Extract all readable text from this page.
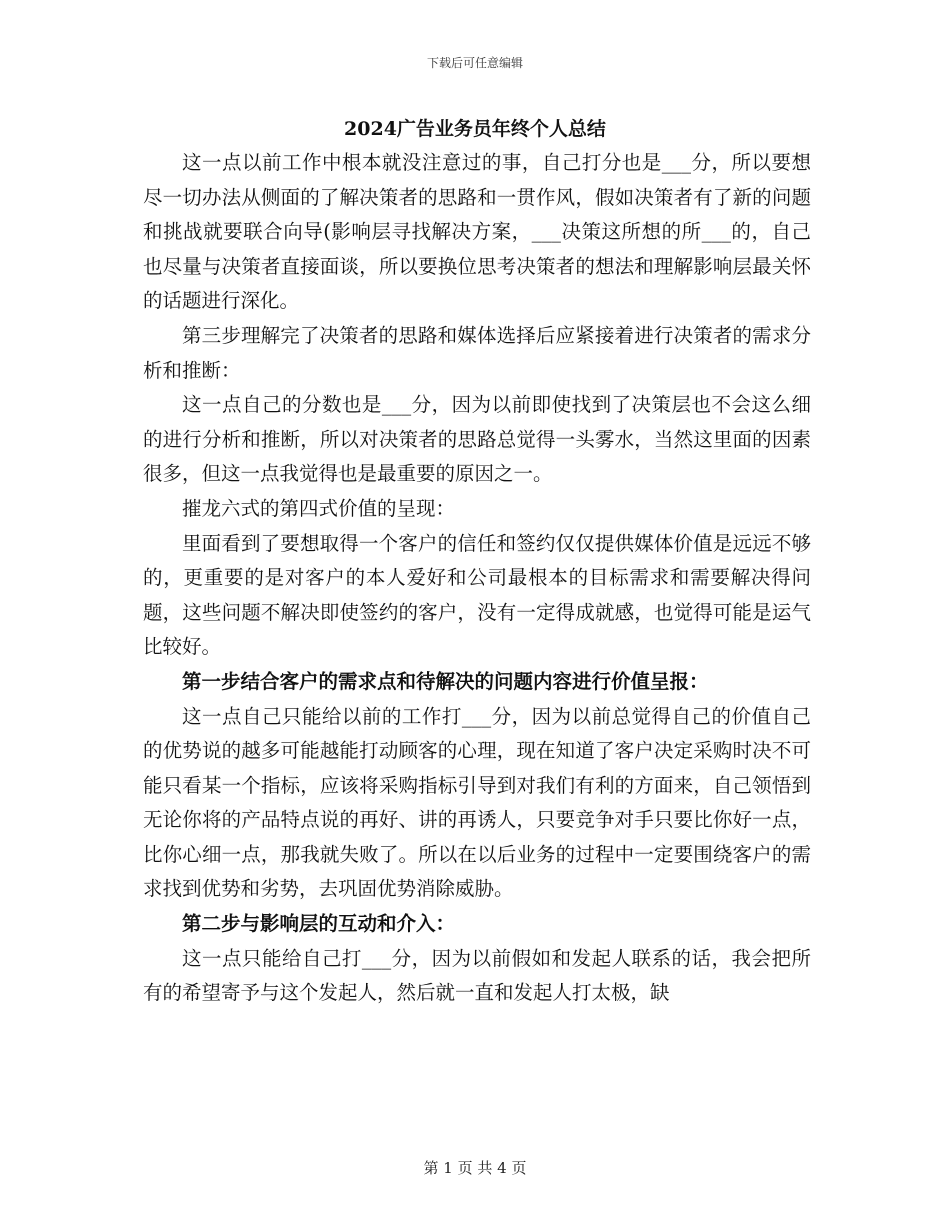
下载后可任意编辑
2024广告业务员年终个人总结

这一点以前工作中根本就没注意过的事，自己打分也是___分，所以要想尽一切办法从侧面的了解决策者的思路和一贯作风，假如决策者有了新的问题和挑战就要联合向导(影响层寻找解决方案，___决策这所想的所___的，自己也尽量与决策者直接面谈，所以要换位思考决策者的想法和理解影响层最关怀的话题进行深化。

第三步理解完了决策者的思路和媒体选择后应紧接着进行决策者的需求分析和推断：

这一点自己的分数也是___分，因为以前即使找到了决策层也不会这么细的进行分析和推断，所以对决策者的思路总觉得一头雾水，当然这里面的因素很多，但这一点我觉得也是最重要的原因之一。

摧龙六式的第四式价值的呈现：

里面看到了要想取得一个客户的信任和签约仅仅提供媒体价值是远远不够的，更重要的是对客户的本人爱好和公司最根本的目标需求和需要解决得问题，这些问题不解决即使签约的客户，没有一定得成就感，也觉得可能是运气比较好。

第一步结合客户的需求点和待解决的问题内容进行价值呈报：

这一点自己只能给以前的工作打___分，因为以前总觉得自己的价值自己的优势说的越多可能越能打动顾客的心理，现在知道了客户决定采购时决不可能只看某一个指标，应该将采购指标引导到对我们有利的方面来，自己领悟到无论你将的产品特点说的再好、讲的再诱人，只要竞争对手只要比你好一点，比你心细一点，那我就失败了。所以在以后业务的过程中一定要围绕客户的需求找到优势和劣势，去巩固优势消除威胁。

第二步与影响层的互动和介入：

这一点只能给自己打___分，因为以前假如和发起人联系的话，我会把所有的希望寄予与这个发起人，然后就一直和发起人打太极，缺

第 1 页 共 4 页
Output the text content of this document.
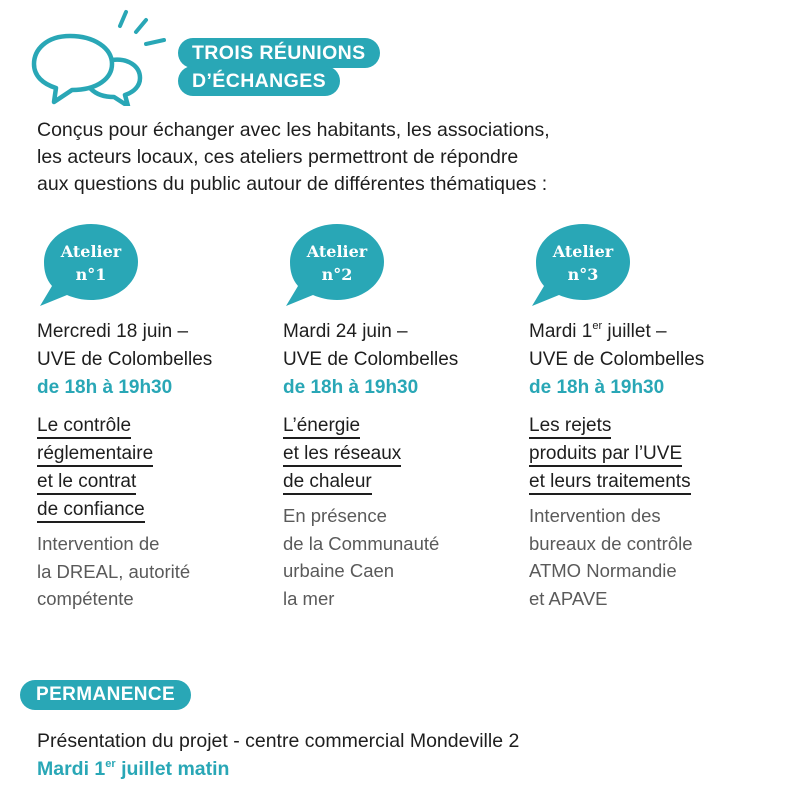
TROIS RÉUNIONS
D’ÉCHANGES

Conçus pour échanger avec les habitants, les associations,
les acteurs locaux, ces ateliers permettront de répondre
aux questions du public autour de différentes thématiques :

Atelier
n°1
Atelier
n°2
Atelier
n°3
Mercredi 18 juin –
UVE de Colombelles
de 18h à 19h30
Le contrôle
réglementaire
et le contrat
de confiance
Intervention de
la DREAL, autorité
compétente
Mardi 24 juin –
UVE de Colombelles
de 18h à 19h30
L’énergie
et les réseaux
de chaleur
En présence
de la Communauté
urbaine Caen
la mer
Mardi 1er juillet –
UVE de Colombelles
de 18h à 19h30
Les rejets
produits par l’UVE
et leurs traitements
Intervention des
bureaux de contrôle
ATMO Normandie
et APAVE
PERMANENCE
Présentation du projet - centre commercial Mondeville 2
Mardi 1er juillet matin
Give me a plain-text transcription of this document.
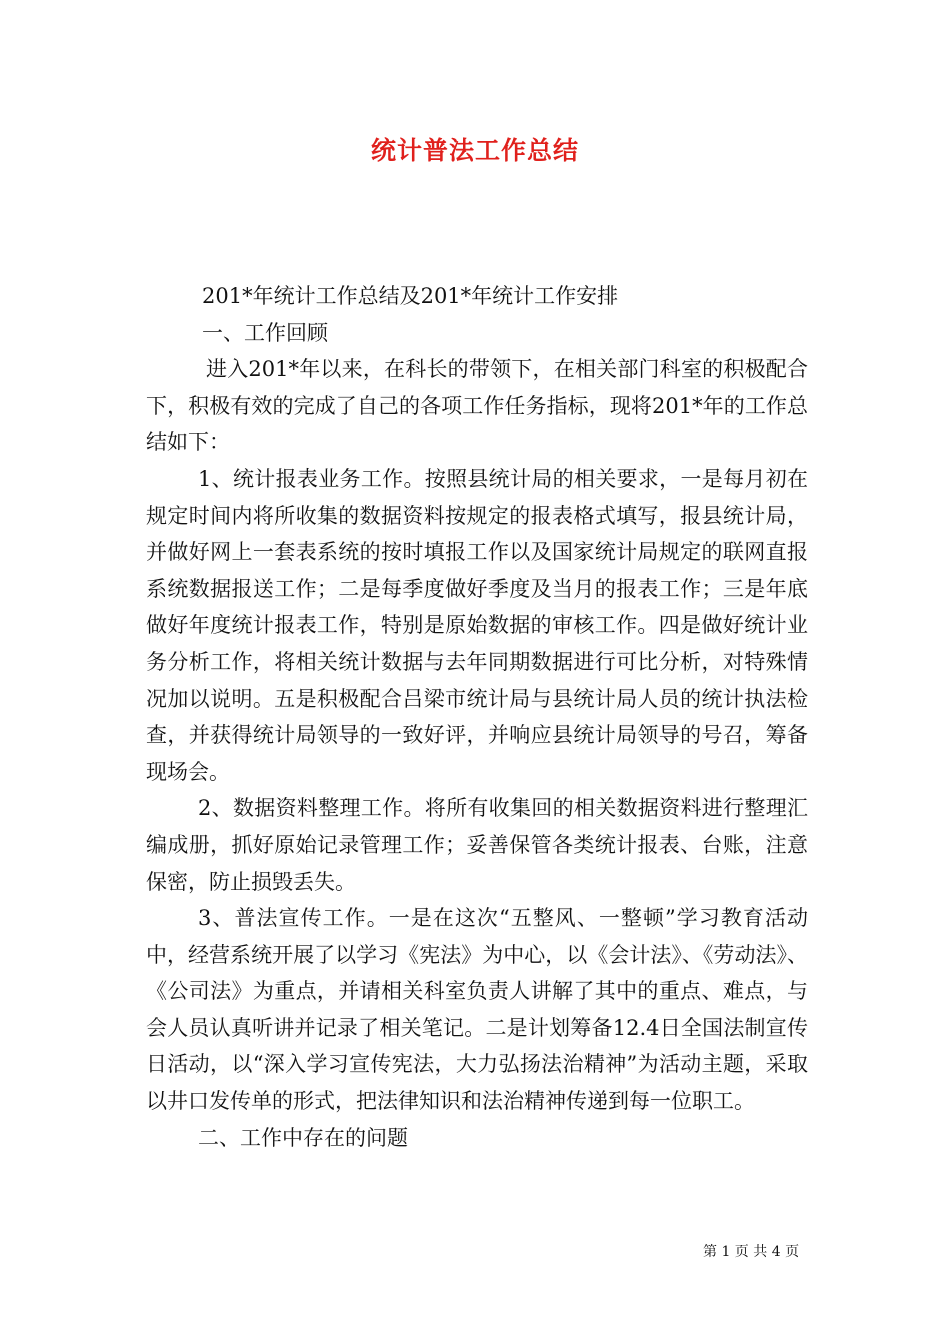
统计普法工作总结

201*年统计工作总结及201*年统计工作安排

一、工作回顾

进入201*年以来，在科长的带领下，在相关部门科室的积极配合下，积极有效的完成了自己的各项工作任务指标，现将201*年的工作总结如下：

1、统计报表业务工作。按照县统计局的相关要求，一是每月初在规定时间内将所收集的数据资料按规定的报表格式填写，报县统计局，并做好网上一套表系统的按时填报工作以及国家统计局规定的联网直报系统数据报送工作；二是每季度做好季度及当月的报表工作；三是年底做好年度统计报表工作，特别是原始数据的审核工作。四是做好统计业务分析工作，将相关统计数据与去年同期数据进行可比分析，对特殊情况加以说明。五是积极配合吕梁市统计局与县统计局人员的统计执法检查，并获得统计局领导的一致好评，并响应县统计局领导的号召，筹备现场会。

2、数据资料整理工作。将所有收集回的相关数据资料进行整理汇编成册，抓好原始记录管理工作；妥善保管各类统计报表、台账，注意保密，防止损毁丢失。

3、普法宣传工作。一是在这次“五整风、一整顿”学习教育活动中，经营系统开展了以学习《宪法》为中心，以《会计法》、《劳动法》、《公司法》为重点，并请相关科室负责人讲解了其中的重点、难点，与会人员认真听讲并记录了相关笔记。二是计划筹备12.4日全国法制宣传日活动，以“深入学习宣传宪法，大力弘扬法治精神”为活动主题，采取以井口发传单的形式，把法律知识和法治精神传递到每一位职工。

二、工作中存在的问题

第 1 页 共 4 页
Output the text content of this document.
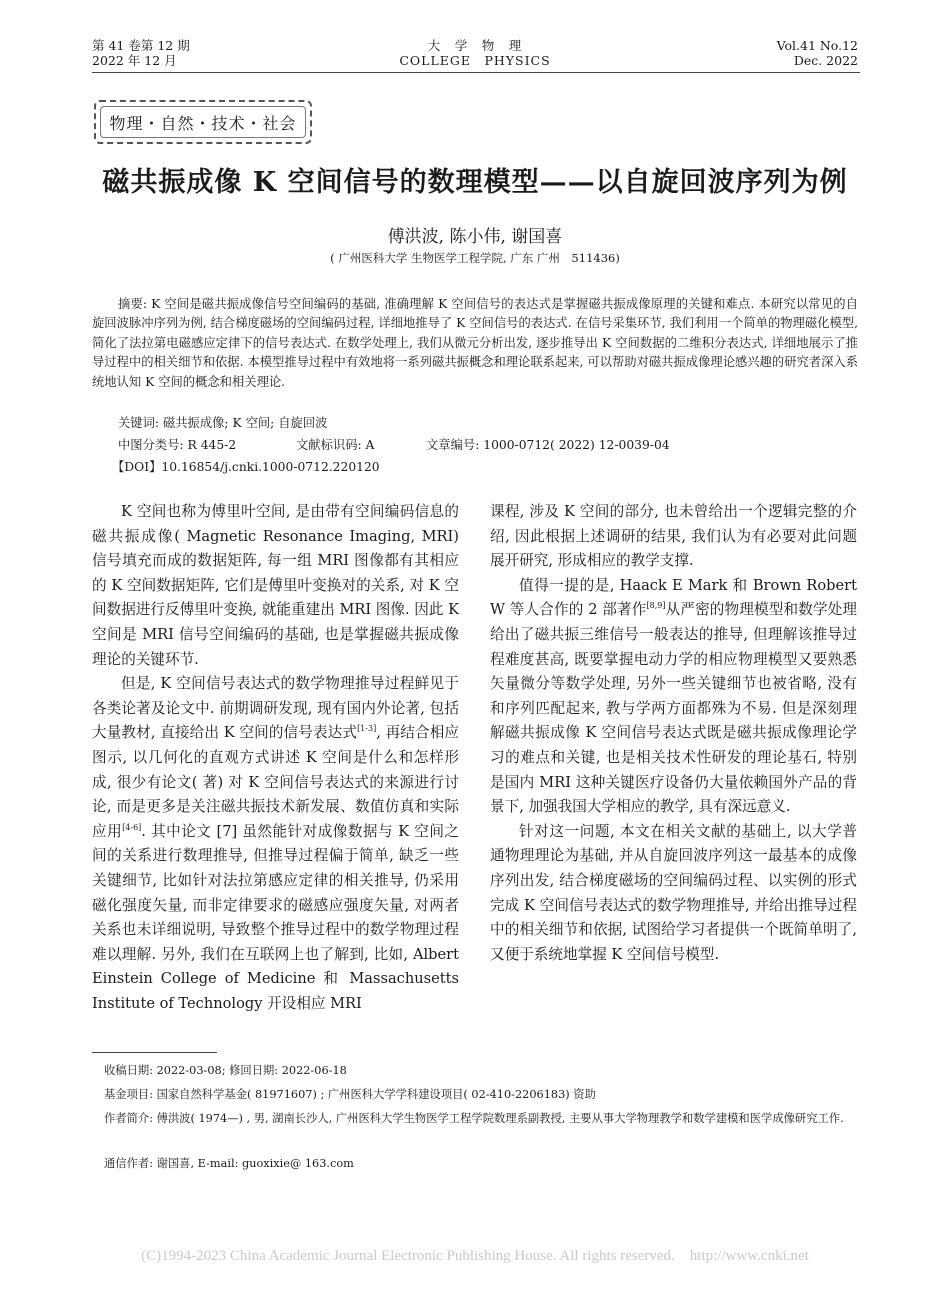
第 41 卷第 12 期
2022 年 12 月
大　学　物　理
COLLEGE　PHYSICS
Vol.41 No.12
Dec. 2022
物理・自然・技术・社会
磁共振成像 K 空间信号的数理模型——以自旋回波序列为例
傅洪波, 陈小伟, 谢国喜
( 广州医科大学 生物医学工程学院, 广东 广州　511436)

摘要: K 空间是磁共振成像信号空间编码的基础, 准确理解 K 空间信号的表达式是掌握磁共振成像原理的关键和难点. 本研究以常见的自旋回波脉冲序列为例, 结合梯度磁场的空间编码过程, 详细地推导了 K 空间信号的表达式. 在信号采集环节, 我们利用一个简单的物理磁化模型, 简化了法拉第电磁感应定律下的信号表达式. 在数学处理上, 我们从微元分析出发, 逐步推导出 K 空间数据的二维积分表达式, 详细地展示了推导过程中的相关细节和依据. 本模型推导过程中有效地将一系列磁共振概念和理论联系起来, 可以帮助对磁共振成像理论感兴趣的研究者深入系统地认知 K 空间的概念和相关理论.

关键词: 磁共振成像; K 空间; 自旋回波
中图分类号: R 445-2	文献标识码: A	文章编号: 1000-0712( 2022) 12-0039-04
【DOI】10.16854/j.cnki.1000-0712.220120

K 空间也称为傅里叶空间, 是由带有空间编码信息的磁共振成像( Magnetic Resonance Imaging, MRI) 信号填充而成的数据矩阵, 每一组 MRI 图像都有其相应的 K 空间数据矩阵, 它们是傅里叶变换对的关系, 对 K 空间数据进行反傅里叶变换, 就能重建出 MRI 图像. 因此 K 空间是 MRI 信号空间编码的基础, 也是掌握磁共振成像理论的关键环节.

但是, K 空间信号表达式的数学物理推导过程鲜见于各类论著及论文中. 前期调研发现, 现有国内外论著, 包括大量教材, 直接给出 K 空间的信号表达式[1-3], 再结合相应图示, 以几何化的直观方式讲述 K 空间是什么和怎样形成, 很少有论文( 著) 对 K 空间信号表达式的来源进行讨论, 而是更多是关注磁共振技术新发展、数值仿真和实际应用[4-6]. 其中论文 [7] 虽然能针对成像数据与 K 空间之间的关系进行数理推导, 但推导过程偏于简单, 缺乏一些关键细节, 比如针对法拉第感应定律的相关推导, 仍采用磁化强度矢量, 而非定律要求的磁感应强度矢量, 对两者关系也未详细说明, 导致整个推导过程中的数学物理过程难以理解. 另外, 我们在互联网上也了解到, 比如, Albert Einstein College of Medicine 和 Massachusetts Institute of Technology 开设相应 MRI

课程, 涉及 K 空间的部分, 也未曾给出一个逻辑完整的介绍, 因此根据上述调研的结果, 我们认为有必要对此问题展开研究, 形成相应的教学支撑.

值得一提的是, Haack E Mark 和 Brown Robert W 等人合作的 2 部著作[8,9]从严密的物理模型和数学处理给出了磁共振三维信号一般表达的推导, 但理解该推导过程难度甚高, 既要掌握电动力学的相应物理模型又要熟悉矢量微分等数学处理, 另外一些关键细节也被省略, 没有和序列匹配起来, 教与学两方面都殊为不易. 但是深刻理解磁共振成像 K 空间信号表达式既是磁共振成像理论学习的难点和关键, 也是相关技术性研发的理论基石, 特别是国内 MRI 这种关键医疗设备仍大量依赖国外产品的背景下, 加强我国大学相应的教学, 具有深远意义.

针对这一问题, 本文在相关文献的基础上, 以大学普通物理理论为基础, 并从自旋回波序列这一最基本的成像序列出发, 结合梯度磁场的空间编码过程、以实例的形式完成 K 空间信号表达式的数学物理推导, 并给出推导过程中的相关细节和依据, 试图给学习者提供一个既简单明了, 又便于系统地掌握 K 空间信号模型.

收稿日期: 2022-03-08; 修回日期: 2022-06-18
基金项目: 国家自然科学基金( 81971607) ; 广州医科大学学科建设项目( 02-410-2206183) 资助
作者简介: 傅洪波( 1974—) , 男, 湖南长沙人, 广州医科大学生物医学工程学院数理系副教授, 主要从事大学物理教学和数学建模和医学成像研究工作.
通信作者: 谢国喜, E-mail: guoxixie@ 163.com
(C)1994-2023 China Academic Journal Electronic Publishing House. All rights reserved.　http://www.cnki.net
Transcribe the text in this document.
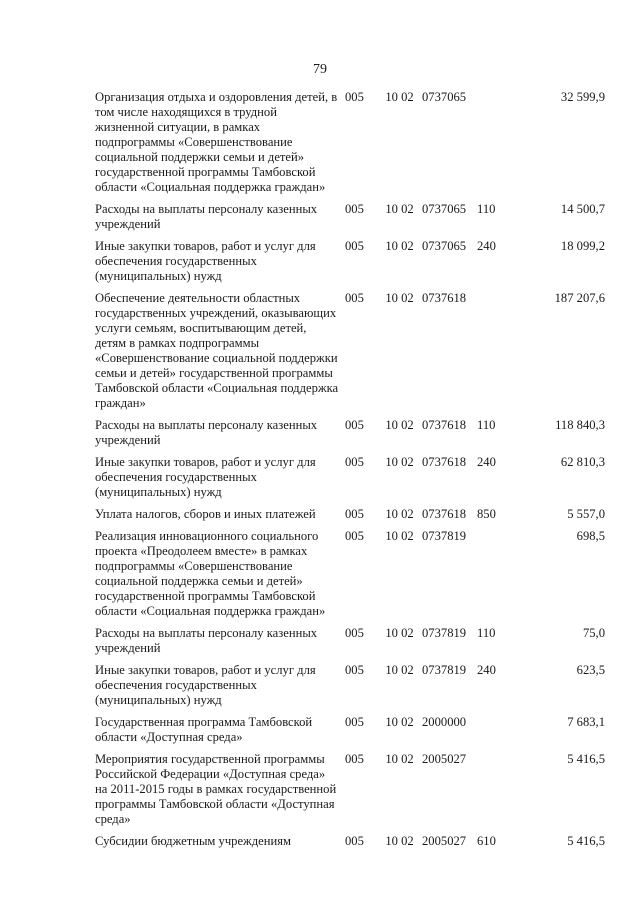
79
Организация отдыха и оздоровления детей, в том числе находящихся в трудной жизненной ситуации, в рамках подпрограммы «Совершенствование социальной поддержки семьи и детей» государственной программы Тамбовской области «Социальная поддержка граждан»	005	10 02	0737065		32 599,9
Расходы на выплаты персоналу казенных учреждений	005	10 02	0737065	110	14 500,7
Иные закупки товаров, работ и услуг для обеспечения государственных (муниципальных) нужд	005	10 02	0737065	240	18 099,2
Обеспечение деятельности областных государственных учреждений, оказывающих услуги семьям, воспитывающим детей, детям в рамках подпрограммы «Совершенствование социальной поддержки семьи и детей» государственной программы Тамбовской области «Социальная поддержка граждан»	005	10 02	0737618		187 207,6
Расходы на выплаты персоналу казенных учреждений	005	10 02	0737618	110	118 840,3
Иные закупки товаров, работ и услуг для обеспечения государственных (муниципальных) нужд	005	10 02	0737618	240	62 810,3
Уплата налогов, сборов и иных платежей	005	10 02	0737618	850	5 557,0
Реализация инновационного социального проекта «Преодолеем вместе» в рамках подпрограммы «Совершенствование социальной поддержка семьи и детей» государственной программы Тамбовской области «Социальная поддержка граждан»	005	10 02	0737819		698,5
Расходы на выплаты персоналу казенных учреждений	005	10 02	0737819	110	75,0
Иные закупки товаров, работ и услуг для обеспечения государственных (муниципальных) нужд	005	10 02	0737819	240	623,5
Государственная программа Тамбовской области «Доступная среда»	005	10 02	2000000		7 683,1
Мероприятия государственной программы Российской Федерации «Доступная среда» на 2011-2015 годы в рамках государственной программы Тамбовской области «Доступная среда»	005	10 02	2005027		5 416,5
Субсидии бюджетным учреждениям	005	10 02	2005027	610	5 416,5
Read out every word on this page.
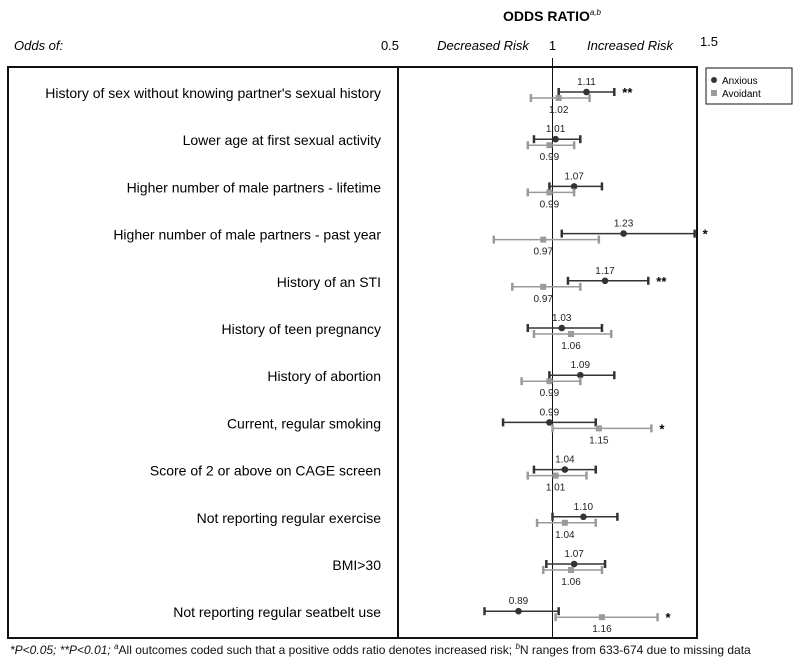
ODDS RATIO$^{a,b}$
Odds of:	Decreased Risk	Increased Risk
0.5	1	1.5
History of sex without knowing partner's sexual history
1.11
1.02
**
Lower age at first sexual activity
1.01
0.99
Higher number of male partners - lifetime
1.07
0.99
Higher number of male partners - past year
1.23
0.97
*
History of an STI
1.17
0.97
**
History of teen pregnancy
1.03
1.06
History of abortion
1.09
0.99
Current, regular smoking
0.99
1.15
*
Score of 2 or above on CAGE screen
1.04
1.01
Not reporting regular exercise
1.10
1.04
BMI>30
1.07
1.06
Not reporting regular seatbelt use
0.89
1.16
*
Anxious
Avoidant
*P<0.05; **P<0.01; $^a$All outcomes coded such that a positive odds ratio denotes increased risk; $^b$N ranges from 633-674 due to missing data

——

■ What needs to be done:
Every line of the records that includes the word "выплаты" should be gathered.

■ Solution for this problem:
Расходы на выплаты персоналу казенных учреждений	005	10 02	0737065	110	14 500,7
Расходы на выплаты персоналу казенных учреждений	005	10 02	0737618	110	118 840,3
Расходы на выплаты персоналу казенных учреждений	005	10 02	0737819	110	75,0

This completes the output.